STATED PROBLEM
Copy out all lines that hold "JSON".

= = = =

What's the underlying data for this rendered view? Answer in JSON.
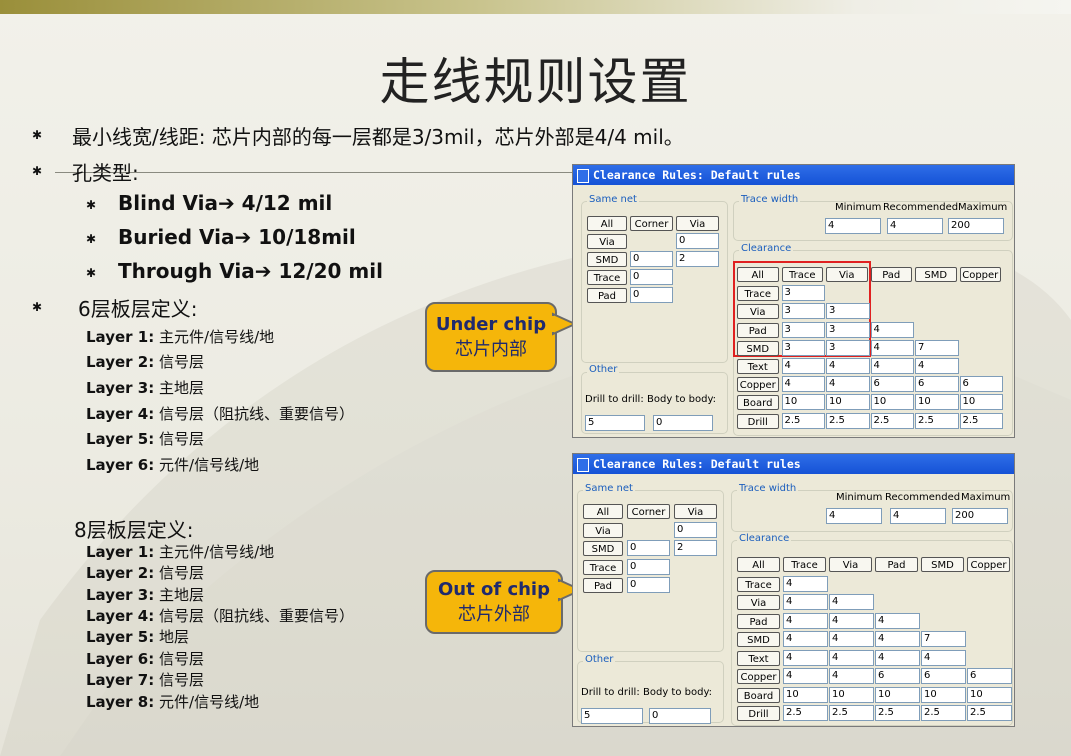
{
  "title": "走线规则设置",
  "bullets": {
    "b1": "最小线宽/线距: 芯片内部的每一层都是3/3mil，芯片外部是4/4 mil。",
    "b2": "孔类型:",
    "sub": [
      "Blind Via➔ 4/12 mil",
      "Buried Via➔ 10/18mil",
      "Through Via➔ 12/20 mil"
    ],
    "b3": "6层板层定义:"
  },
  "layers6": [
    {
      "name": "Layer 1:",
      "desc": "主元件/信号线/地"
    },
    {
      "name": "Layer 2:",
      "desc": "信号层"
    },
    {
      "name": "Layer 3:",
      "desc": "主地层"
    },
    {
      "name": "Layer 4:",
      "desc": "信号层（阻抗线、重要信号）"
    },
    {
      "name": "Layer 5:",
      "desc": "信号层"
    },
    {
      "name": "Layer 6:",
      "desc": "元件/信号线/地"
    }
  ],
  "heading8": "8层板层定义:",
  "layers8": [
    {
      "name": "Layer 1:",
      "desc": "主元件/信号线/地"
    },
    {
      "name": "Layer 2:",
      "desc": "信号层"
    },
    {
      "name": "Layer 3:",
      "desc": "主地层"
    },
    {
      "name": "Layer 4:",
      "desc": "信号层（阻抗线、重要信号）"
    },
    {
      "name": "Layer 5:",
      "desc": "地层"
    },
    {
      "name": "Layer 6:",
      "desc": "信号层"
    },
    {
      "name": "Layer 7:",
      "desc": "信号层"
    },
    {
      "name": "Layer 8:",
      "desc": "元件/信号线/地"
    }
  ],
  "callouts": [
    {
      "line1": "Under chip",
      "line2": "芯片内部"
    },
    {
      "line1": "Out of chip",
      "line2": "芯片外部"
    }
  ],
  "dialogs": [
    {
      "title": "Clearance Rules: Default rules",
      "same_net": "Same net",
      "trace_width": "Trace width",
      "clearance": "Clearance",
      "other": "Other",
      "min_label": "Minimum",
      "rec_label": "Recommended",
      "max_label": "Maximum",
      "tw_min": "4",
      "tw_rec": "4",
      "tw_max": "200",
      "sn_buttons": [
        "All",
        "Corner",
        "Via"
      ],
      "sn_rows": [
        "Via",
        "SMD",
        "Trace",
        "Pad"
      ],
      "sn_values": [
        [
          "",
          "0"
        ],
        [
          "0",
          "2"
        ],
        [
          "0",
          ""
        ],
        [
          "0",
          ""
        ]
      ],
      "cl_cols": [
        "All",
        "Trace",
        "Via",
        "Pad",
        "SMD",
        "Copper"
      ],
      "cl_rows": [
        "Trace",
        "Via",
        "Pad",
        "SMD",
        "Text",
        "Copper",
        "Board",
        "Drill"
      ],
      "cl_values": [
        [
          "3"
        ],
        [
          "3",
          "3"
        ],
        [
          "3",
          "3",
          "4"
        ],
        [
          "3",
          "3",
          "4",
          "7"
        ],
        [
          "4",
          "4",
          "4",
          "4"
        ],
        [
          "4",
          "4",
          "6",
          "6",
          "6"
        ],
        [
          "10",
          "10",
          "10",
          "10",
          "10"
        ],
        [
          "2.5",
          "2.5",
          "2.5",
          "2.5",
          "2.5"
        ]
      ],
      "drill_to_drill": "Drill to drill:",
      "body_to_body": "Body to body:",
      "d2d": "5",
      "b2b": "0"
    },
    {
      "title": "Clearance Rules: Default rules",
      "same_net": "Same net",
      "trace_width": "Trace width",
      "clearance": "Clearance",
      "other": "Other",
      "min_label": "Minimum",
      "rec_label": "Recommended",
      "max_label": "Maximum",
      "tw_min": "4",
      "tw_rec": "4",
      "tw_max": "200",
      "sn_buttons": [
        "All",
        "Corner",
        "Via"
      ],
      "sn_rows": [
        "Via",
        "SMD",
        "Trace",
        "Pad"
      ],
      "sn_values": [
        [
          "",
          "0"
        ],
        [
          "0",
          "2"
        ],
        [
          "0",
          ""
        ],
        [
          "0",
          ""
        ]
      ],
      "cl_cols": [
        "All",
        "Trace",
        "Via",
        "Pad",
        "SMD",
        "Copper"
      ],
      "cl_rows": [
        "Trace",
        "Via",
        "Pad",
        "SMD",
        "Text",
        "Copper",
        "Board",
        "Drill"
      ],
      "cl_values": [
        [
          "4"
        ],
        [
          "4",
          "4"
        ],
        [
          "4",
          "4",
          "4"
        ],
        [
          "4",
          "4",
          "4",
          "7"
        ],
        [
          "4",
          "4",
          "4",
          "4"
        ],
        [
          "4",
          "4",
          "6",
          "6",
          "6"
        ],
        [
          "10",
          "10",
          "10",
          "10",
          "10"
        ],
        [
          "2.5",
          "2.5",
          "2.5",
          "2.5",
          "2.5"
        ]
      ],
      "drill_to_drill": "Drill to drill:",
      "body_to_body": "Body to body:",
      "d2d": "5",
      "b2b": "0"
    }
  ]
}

= = = =

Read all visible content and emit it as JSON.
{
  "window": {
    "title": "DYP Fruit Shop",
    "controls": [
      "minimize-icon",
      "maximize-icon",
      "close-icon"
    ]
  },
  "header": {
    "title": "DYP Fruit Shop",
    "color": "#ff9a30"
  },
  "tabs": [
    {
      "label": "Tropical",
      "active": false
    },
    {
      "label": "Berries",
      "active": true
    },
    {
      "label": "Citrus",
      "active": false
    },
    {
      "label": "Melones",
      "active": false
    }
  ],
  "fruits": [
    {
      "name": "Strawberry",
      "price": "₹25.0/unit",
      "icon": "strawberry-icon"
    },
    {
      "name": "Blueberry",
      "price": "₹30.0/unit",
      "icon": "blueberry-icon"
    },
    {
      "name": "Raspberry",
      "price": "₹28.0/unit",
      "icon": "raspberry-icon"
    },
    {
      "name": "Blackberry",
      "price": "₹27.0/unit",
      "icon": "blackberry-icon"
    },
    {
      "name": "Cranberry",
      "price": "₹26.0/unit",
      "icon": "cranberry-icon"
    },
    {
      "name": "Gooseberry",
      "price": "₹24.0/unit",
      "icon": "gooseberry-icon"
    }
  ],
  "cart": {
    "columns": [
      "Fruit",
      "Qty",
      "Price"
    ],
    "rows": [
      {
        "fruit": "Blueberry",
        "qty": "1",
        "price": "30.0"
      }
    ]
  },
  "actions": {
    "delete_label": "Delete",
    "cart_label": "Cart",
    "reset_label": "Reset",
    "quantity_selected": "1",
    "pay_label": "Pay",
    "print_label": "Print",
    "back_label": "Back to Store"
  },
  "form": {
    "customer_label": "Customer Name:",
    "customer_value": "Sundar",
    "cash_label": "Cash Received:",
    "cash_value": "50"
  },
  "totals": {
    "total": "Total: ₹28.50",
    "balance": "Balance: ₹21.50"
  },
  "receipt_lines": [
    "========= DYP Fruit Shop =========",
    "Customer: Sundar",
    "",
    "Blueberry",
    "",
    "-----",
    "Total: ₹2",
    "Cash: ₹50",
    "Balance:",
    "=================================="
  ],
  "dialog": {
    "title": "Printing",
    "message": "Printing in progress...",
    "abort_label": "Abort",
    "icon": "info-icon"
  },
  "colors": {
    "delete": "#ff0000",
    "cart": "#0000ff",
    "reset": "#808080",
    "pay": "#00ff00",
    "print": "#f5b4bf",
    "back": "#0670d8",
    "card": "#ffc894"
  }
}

= = = =

FINAL RESULT
What's the underlying data for this rendered view? Answer in JSON.
Read all visible content and emit it as JSON.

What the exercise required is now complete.